### Goal of the exercise
Counting task for the entries below: give the number of lines that contain the word "sondern", with no other text.

[Page content transcription data]
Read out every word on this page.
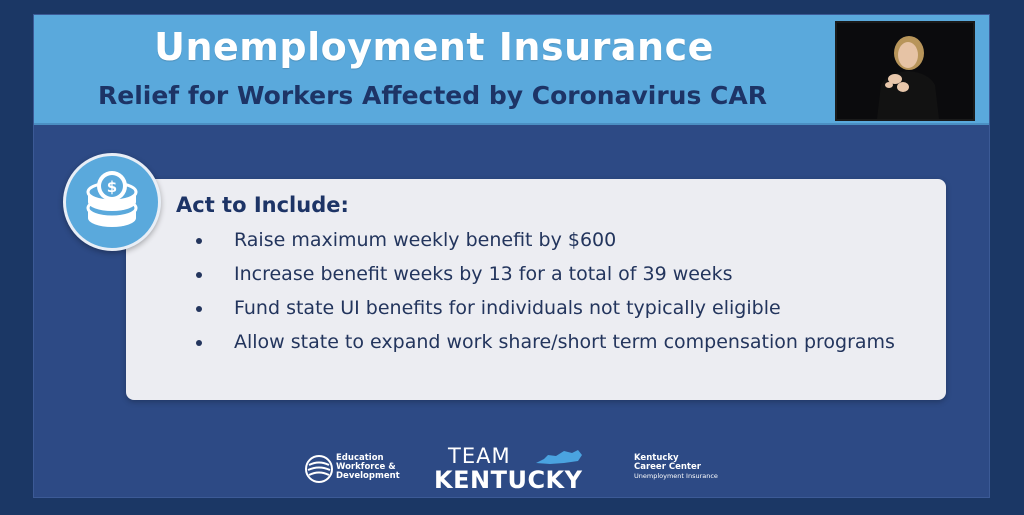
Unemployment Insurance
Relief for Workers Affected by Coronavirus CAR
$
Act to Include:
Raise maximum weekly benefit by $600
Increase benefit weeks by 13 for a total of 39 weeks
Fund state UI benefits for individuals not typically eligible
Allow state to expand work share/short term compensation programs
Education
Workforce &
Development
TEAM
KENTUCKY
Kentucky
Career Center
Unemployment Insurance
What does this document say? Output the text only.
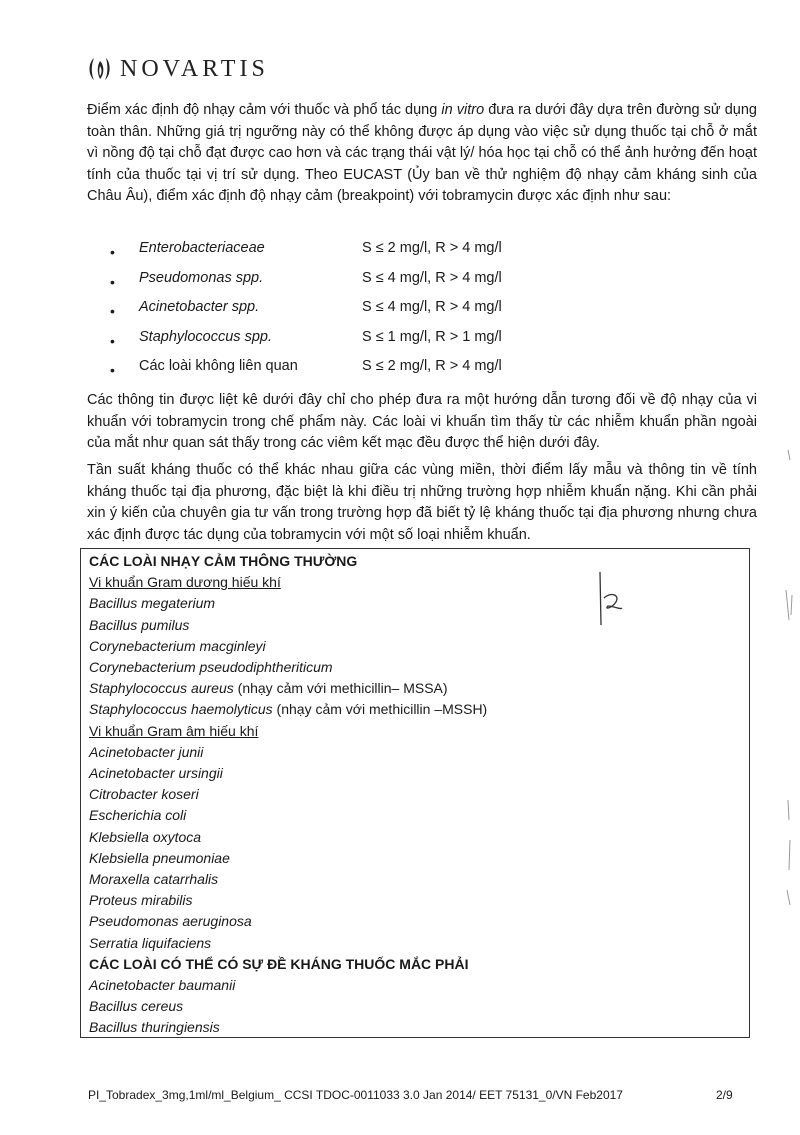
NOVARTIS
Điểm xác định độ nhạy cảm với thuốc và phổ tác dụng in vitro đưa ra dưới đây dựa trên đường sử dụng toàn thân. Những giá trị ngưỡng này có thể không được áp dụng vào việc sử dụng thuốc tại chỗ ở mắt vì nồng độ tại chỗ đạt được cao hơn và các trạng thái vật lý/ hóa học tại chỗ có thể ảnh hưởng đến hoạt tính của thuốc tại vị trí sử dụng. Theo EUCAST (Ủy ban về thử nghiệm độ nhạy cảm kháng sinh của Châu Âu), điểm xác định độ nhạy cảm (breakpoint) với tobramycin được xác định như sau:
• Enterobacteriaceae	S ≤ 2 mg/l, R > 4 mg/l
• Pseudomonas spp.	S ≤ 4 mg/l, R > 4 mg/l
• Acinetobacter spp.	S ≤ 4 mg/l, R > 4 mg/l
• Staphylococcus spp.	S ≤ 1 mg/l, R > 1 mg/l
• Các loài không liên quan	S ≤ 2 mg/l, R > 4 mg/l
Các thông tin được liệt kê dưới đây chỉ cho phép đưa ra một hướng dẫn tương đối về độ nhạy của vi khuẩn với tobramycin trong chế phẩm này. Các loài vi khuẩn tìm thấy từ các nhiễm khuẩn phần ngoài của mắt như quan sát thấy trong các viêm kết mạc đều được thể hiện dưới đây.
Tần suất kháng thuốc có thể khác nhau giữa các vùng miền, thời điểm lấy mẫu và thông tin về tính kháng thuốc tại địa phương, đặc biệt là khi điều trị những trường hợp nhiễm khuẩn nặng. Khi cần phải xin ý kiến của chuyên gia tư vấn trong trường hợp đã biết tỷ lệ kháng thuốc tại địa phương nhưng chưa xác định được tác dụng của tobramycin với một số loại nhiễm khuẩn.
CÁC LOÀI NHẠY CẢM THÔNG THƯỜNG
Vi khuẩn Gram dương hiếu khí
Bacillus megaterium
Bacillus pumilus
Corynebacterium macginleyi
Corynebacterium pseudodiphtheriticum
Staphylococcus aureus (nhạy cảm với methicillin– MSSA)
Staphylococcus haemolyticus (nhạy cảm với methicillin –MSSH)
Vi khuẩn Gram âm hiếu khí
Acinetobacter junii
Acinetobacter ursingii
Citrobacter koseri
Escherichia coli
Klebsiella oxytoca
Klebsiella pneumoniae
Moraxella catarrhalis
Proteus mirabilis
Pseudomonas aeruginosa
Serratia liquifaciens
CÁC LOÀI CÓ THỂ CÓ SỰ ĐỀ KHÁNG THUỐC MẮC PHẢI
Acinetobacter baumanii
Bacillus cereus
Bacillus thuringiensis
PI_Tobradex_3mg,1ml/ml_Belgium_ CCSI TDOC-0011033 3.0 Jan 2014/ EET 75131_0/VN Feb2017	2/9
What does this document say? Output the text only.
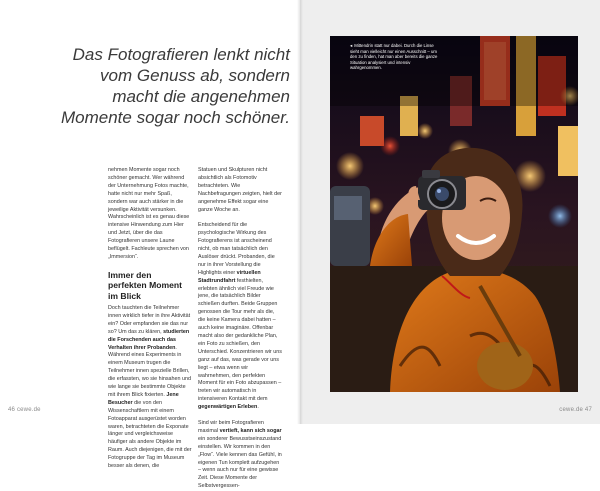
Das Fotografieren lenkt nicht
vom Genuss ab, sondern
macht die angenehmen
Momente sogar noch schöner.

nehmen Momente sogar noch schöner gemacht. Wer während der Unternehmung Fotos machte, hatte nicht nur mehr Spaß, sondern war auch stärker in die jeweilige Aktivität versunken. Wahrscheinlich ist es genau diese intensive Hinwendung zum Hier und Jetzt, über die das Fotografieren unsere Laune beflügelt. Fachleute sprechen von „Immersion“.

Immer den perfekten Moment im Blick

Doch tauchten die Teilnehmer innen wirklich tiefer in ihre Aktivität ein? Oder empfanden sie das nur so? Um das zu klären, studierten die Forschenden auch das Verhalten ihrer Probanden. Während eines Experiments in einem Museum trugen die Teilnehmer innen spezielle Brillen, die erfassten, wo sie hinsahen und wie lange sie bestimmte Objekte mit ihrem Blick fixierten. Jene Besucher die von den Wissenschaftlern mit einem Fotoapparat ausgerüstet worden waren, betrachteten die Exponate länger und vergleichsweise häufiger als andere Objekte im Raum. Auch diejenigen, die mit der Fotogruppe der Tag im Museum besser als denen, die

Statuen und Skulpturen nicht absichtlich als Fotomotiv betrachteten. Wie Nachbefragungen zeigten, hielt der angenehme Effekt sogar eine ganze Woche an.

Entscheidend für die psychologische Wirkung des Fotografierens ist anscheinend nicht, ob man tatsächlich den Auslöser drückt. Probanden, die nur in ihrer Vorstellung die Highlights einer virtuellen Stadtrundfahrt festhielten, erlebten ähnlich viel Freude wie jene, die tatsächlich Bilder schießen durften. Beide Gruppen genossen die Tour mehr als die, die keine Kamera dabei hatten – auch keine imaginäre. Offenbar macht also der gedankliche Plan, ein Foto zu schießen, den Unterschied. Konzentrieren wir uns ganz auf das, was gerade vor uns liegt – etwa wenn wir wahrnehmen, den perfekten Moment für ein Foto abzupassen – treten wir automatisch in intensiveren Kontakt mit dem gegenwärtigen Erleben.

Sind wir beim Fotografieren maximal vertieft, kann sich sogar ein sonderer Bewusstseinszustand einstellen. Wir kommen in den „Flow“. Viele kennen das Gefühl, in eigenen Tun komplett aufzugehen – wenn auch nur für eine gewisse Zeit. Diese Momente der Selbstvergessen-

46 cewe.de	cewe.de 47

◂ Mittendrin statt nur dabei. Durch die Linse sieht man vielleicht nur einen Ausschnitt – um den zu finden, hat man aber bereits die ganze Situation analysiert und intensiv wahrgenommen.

### Written response
2